---- SUPPLIED MATERIAL
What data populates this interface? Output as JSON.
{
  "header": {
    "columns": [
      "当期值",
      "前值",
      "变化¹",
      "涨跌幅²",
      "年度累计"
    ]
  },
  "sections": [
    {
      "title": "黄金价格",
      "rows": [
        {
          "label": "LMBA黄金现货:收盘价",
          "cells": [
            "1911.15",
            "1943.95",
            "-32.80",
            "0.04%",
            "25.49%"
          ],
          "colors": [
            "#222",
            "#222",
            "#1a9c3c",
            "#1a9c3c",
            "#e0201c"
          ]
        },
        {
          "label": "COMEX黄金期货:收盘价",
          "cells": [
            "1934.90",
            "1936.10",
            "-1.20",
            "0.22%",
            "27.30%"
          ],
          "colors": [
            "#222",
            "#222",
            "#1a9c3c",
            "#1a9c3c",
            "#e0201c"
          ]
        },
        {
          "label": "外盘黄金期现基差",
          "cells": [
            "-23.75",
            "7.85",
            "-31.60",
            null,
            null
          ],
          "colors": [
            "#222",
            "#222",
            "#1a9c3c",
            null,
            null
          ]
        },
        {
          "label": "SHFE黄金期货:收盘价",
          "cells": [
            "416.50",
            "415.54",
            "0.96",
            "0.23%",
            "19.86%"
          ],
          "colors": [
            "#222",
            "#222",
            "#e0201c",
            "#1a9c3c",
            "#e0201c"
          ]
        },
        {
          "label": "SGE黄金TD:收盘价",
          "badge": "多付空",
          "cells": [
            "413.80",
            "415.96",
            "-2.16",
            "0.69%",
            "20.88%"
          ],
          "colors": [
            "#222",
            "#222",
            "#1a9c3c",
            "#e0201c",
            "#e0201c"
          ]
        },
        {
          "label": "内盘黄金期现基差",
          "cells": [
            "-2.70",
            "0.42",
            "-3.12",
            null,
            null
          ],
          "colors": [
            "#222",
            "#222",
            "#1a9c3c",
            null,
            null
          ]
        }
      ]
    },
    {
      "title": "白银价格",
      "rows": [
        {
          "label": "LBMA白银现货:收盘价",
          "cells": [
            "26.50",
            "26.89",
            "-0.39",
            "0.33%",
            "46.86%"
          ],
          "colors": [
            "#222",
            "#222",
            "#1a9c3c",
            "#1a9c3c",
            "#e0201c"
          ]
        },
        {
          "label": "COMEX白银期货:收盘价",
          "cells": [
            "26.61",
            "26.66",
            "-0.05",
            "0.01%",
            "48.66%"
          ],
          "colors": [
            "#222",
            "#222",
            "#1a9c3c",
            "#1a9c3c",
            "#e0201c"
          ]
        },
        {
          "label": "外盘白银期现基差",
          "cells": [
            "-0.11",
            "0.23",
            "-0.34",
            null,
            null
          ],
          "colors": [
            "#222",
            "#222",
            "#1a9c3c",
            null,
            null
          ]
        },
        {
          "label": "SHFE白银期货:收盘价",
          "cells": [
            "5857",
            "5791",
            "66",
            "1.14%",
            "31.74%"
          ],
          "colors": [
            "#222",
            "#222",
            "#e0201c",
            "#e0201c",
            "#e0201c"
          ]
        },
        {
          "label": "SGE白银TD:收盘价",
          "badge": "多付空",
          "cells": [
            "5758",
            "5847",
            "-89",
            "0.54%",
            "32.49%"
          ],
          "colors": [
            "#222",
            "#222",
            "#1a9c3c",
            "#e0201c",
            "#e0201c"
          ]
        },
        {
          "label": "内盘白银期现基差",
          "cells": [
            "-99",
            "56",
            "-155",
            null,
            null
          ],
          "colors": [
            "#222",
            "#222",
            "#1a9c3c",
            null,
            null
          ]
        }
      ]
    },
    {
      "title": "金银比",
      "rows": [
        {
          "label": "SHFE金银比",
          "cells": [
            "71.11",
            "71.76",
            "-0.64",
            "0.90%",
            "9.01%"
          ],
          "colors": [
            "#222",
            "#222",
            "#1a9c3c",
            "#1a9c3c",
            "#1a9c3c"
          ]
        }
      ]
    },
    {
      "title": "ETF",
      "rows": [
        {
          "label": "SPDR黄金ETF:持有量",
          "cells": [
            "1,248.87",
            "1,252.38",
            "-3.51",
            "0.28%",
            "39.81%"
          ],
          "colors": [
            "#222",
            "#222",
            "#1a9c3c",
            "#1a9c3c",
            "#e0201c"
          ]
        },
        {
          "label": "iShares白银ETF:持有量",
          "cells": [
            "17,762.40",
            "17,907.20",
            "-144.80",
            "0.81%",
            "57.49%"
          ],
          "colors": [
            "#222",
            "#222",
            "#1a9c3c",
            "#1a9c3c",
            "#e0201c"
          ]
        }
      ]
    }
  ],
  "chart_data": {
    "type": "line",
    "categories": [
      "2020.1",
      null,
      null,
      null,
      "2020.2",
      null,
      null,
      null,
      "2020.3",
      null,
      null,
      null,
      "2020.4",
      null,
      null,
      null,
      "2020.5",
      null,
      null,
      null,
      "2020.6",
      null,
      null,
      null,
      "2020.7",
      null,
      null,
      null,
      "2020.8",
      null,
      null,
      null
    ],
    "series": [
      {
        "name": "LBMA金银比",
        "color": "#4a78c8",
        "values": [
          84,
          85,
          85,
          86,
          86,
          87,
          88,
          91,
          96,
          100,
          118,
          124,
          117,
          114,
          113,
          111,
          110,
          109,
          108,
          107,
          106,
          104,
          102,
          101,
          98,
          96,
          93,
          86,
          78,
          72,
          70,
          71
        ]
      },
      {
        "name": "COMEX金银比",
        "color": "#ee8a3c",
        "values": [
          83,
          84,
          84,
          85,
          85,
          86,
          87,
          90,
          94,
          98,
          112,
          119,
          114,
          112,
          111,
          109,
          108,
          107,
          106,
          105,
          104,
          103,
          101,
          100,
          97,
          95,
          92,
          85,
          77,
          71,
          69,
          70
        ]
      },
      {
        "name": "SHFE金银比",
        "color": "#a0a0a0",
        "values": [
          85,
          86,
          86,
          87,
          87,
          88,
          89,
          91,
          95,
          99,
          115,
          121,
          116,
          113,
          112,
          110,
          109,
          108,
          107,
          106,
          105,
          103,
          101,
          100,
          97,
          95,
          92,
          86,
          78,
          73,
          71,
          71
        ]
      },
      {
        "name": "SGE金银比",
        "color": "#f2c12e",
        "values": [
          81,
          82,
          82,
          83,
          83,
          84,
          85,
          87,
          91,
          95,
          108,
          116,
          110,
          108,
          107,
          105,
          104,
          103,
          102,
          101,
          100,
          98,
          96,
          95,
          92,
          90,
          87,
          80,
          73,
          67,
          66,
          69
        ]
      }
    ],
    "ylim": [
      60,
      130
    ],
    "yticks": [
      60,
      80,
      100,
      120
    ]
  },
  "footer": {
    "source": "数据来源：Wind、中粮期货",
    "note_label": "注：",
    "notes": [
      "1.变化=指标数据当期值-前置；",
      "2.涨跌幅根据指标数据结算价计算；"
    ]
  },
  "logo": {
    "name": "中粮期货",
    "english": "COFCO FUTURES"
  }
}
--------
*WHAT NEEDS TO BE DONE*
Return the whole listing exactly.

*EXERCISE OUTPUT*
What data populates this interface? Output as JSON.
{
  "header": {
    "columns": [
      "当期值",
      "前值",
      "变化¹",
      "涨跌幅²",
      "年度累计"
    ]
  },
  "sections": [
    {
      "title": "黄金价格",
      "rows": [
        {
          "label": "LMBA黄金现货:收盘价",
          "cells": [
            "1911.15",
            "1943.95",
            "-32.80",
            "0.04%",
            "25.49%"
          ],
          "colors": [
            "#222",
            "#222",
            "#1a9c3c",
            "#1a9c3c",
            "#e0201c"
          ]
        },
        {
          "label": "COMEX黄金期货:收盘价",
          "cells": [
            "1934.90",
            "1936.10",
            "-1.20",
            "0.22%",
            "27.30%"
          ],
          "colors": [
            "#222",
            "#222",
            "#1a9c3c",
            "#1a9c3c",
            "#e0201c"
          ]
        },
        {
          "label": "外盘黄金期现基差",
          "cells": [
            "-23.75",
            "7.85",
            "-31.60",
            null,
            null
          ],
          "colors": [
            "#222",
            "#222",
            "#1a9c3c",
            null,
            null
          ]
        },
        {
          "label": "SHFE黄金期货:收盘价",
          "cells": [
            "416.50",
            "415.54",
            "0.96",
            "0.23%",
            "19.86%"
          ],
          "colors": [
            "#222",
            "#222",
            "#e0201c",
            "#1a9c3c",
            "#e0201c"
          ]
        },
        {
          "label": "SGE黄金TD:收盘价",
          "badge": "多付空",
          "cells": [
            "413.80",
            "415.96",
            "-2.16",
            "0.69%",
            "20.88%"
          ],
          "colors": [
            "#222",
            "#222",
            "#1a9c3c",
            "#e0201c",
            "#e0201c"
          ]
        },
        {
          "label": "内盘黄金期现基差",
          "cells": [
            "-2.70",
            "0.42",
            "-3.12",
            null,
            null
          ],
          "colors": [
            "#222",
            "#222",
            "#1a9c3c",
            null,
            null
          ]
        }
      ]
    },
    {
      "title": "白银价格",
      "rows": [
        {
          "label": "LBMA白银现货:收盘价",
          "cells": [
            "26.50",
            "26.89",
            "-0.39",
            "0.33%",
            "46.86%"
          ],
          "colors": [
            "#222",
            "#222",
            "#1a9c3c",
            "#1a9c3c",
            "#e0201c"
          ]
        },
        {
          "label": "COMEX白银期货:收盘价",
          "cells": [
            "26.61",
            "26.66",
            "-0.05",
            "0.01%",
            "48.66%"
          ],
          "colors": [
            "#222",
            "#222",
            "#1a9c3c",
            "#1a9c3c",
            "#e0201c"
          ]
        },
        {
          "label": "外盘白银期现基差",
          "cells": [
            "-0.11",
            "0.23",
            "-0.34",
            null,
            null
          ],
          "colors": [
            "#222",
            "#222",
            "#1a9c3c",
            null,
            null
          ]
        },
        {
          "label": "SHFE白银期货:收盘价",
          "cells": [
            "5857",
            "5791",
            "66",
            "1.14%",
            "31.74%"
          ],
          "colors": [
            "#222",
            "#222",
            "#e0201c",
            "#e0201c",
            "#e0201c"
          ]
        },
        {
          "label": "SGE白银TD:收盘价",
          "badge": "多付空",
          "cells": [
            "5758",
            "5847",
            "-89",
            "0.54%",
            "32.49%"
          ],
          "colors": [
            "#222",
            "#222",
            "#1a9c3c",
            "#e0201c",
            "#e0201c"
          ]
        },
        {
          "label": "内盘白银期现基差",
          "cells": [
            "-99",
            "56",
            "-155",
            null,
            null
          ],
          "colors": [
            "#222",
            "#222",
            "#1a9c3c",
            null,
            null
          ]
        }
      ]
    },
    {
      "title": "金银比",
      "rows": [
        {
          "label": "SHFE金银比",
          "cells": [
            "71.11",
            "71.76",
            "-0.64",
            "0.90%",
            "9.01%"
          ],
          "colors": [
            "#222",
            "#222",
            "#1a9c3c",
            "#1a9c3c",
            "#1a9c3c"
          ]
        }
      ]
    },
    {
      "title": "ETF",
      "rows": [
        {
          "label": "SPDR黄金ETF:持有量",
          "cells": [
            "1,248.87",
            "1,252.38",
            "-3.51",
            "0.28%",
            "39.81%"
          ],
          "colors": [
            "#222",
            "#222",
            "#1a9c3c",
            "#1a9c3c",
            "#e0201c"
          ]
        },
        {
          "label": "iShares白银ETF:持有量",
          "cells": [
            "17,762.40",
            "17,907.20",
            "-144.80",
            "0.81%",
            "57.49%"
          ],
          "colors": [
            "#222",
            "#222",
            "#1a9c3c",
            "#1a9c3c",
            "#e0201c"
          ]
        }
      ]
    }
  ],
  "chart_data": {
    "type": "line",
    "categories": [
      "2020.1",
      null,
      null,
      null,
      "2020.2",
      null,
      null,
      null,
      "2020.3",
      null,
      null,
      null,
      "2020.4",
      null,
      null,
      null,
      "2020.5",
      null,
      null,
      null,
      "2020.6",
      null,
      null,
      null,
      "2020.7",
      null,
      null,
      null,
      "2020.8",
      null,
      null,
      null
    ],
    "series": [
      {
        "name": "LBMA金银比",
        "color": "#4a78c8",
        "values": [
          84,
          85,
          85,
          86,
          86,
          87,
          88,
          91,
          96,
          100,
          118,
          124,
          117,
          114,
          113,
          111,
          110,
          109,
          108,
          107,
          106,
          104,
          102,
          101,
          98,
          96,
          93,
          86,
          78,
          72,
          70,
          71
        ]
      },
      {
        "name": "COMEX金银比",
        "color": "#ee8a3c",
        "values": [
          83,
          84,
          84,
          85,
          85,
          86,
          87,
          90,
          94,
          98,
          112,
          119,
          114,
          112,
          111,
          109,
          108,
          107,
          106,
          105,
          104,
          103,
          101,
          100,
          97,
          95,
          92,
          85,
          77,
          71,
          69,
          70
        ]
      },
      {
        "name": "SHFE金银比",
        "color": "#a0a0a0",
        "values": [
          85,
          86,
          86,
          87,
          87,
          88,
          89,
          91,
          95,
          99,
          115,
          121,
          116,
          113,
          112,
          110,
          109,
          108,
          107,
          106,
          105,
          103,
          101,
          100,
          97,
          95,
          92,
          86,
          78,
          73,
          71,
          71
        ]
      },
      {
        "name": "SGE金银比",
        "color": "#f2c12e",
        "values": [
          81,
          82,
          82,
          83,
          83,
          84,
          85,
          87,
          91,
          95,
          108,
          116,
          110,
          108,
          107,
          105,
          104,
          103,
          102,
          101,
          100,
          98,
          96,
          95,
          92,
          90,
          87,
          80,
          73,
          67,
          66,
          69
        ]
      }
    ],
    "ylim": [
      60,
      130
    ],
    "yticks": [
      60,
      80,
      100,
      120
    ]
  },
  "footer": {
    "source": "数据来源：Wind、中粮期货",
    "note_label": "注：",
    "notes": [
      "1.变化=指标数据当期值-前置；",
      "2.涨跌幅根据指标数据结算价计算；"
    ]
  },
  "logo": {
    "name": "中粮期货",
    "english": "COFCO FUTURES"
  }
}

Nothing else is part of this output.